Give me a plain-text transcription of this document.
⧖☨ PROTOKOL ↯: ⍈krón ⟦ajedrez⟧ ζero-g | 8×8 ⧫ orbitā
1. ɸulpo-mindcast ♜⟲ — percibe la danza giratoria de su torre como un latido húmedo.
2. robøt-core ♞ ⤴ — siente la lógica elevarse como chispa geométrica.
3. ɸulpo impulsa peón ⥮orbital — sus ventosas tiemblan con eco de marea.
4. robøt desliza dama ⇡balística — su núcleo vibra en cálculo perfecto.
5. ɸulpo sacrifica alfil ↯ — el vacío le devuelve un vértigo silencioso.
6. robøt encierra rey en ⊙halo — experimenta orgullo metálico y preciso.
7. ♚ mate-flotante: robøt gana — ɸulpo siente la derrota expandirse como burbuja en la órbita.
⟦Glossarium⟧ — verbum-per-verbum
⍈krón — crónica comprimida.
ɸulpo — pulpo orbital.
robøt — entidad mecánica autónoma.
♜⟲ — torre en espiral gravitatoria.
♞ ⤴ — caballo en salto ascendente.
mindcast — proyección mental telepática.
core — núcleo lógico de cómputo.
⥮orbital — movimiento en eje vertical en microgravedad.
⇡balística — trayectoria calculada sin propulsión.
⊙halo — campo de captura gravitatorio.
######
(WHAT THE TASK ASKS): Reproduce the complete set of lines precisely as supplied.

(TASK RESPONSE):
Give me a plain-text transcription of this document.
⧖☨ PROTOKOL ↯: ⍈krón ⟦ajedrez⟧ ζero-g | 8×8 ⧫ orbitā
1. ɸulpo-mindcast ♜⟲ — percibe la danza giratoria de su torre como un latido húmedo.
2. robøt-core ♞ ⤴ — siente la lógica elevarse como chispa geométrica.
3. ɸulpo impulsa peón ⥮orbital — sus ventosas tiemblan con eco de marea.
4. robøt desliza dama ⇡balística — su núcleo vibra en cálculo perfecto.
5. ɸulpo sacrifica alfil ↯ — el vacío le devuelve un vértigo silencioso.
6. robøt encierra rey en ⊙halo — experimenta orgullo metálico y preciso.
7. ♚ mate-flotante: robøt gana — ɸulpo siente la derrota expandirse como burbuja en la órbita.
⟦Glossarium⟧ — verbum-per-verbum
⍈krón — crónica comprimida.
ɸulpo — pulpo orbital.
robøt — entidad mecánica autónoma.
♜⟲ — torre en espiral gravitatoria.
♞ ⤴ — caballo en salto ascendente.
mindcast — proyección mental telepática.
core — núcleo lógico de cómputo.
⥮orbital — movimiento en eje vertical en microgravedad.
⇡balística — trayectoria calculada sin propulsión.
⊙halo — campo de captura gravitatorio.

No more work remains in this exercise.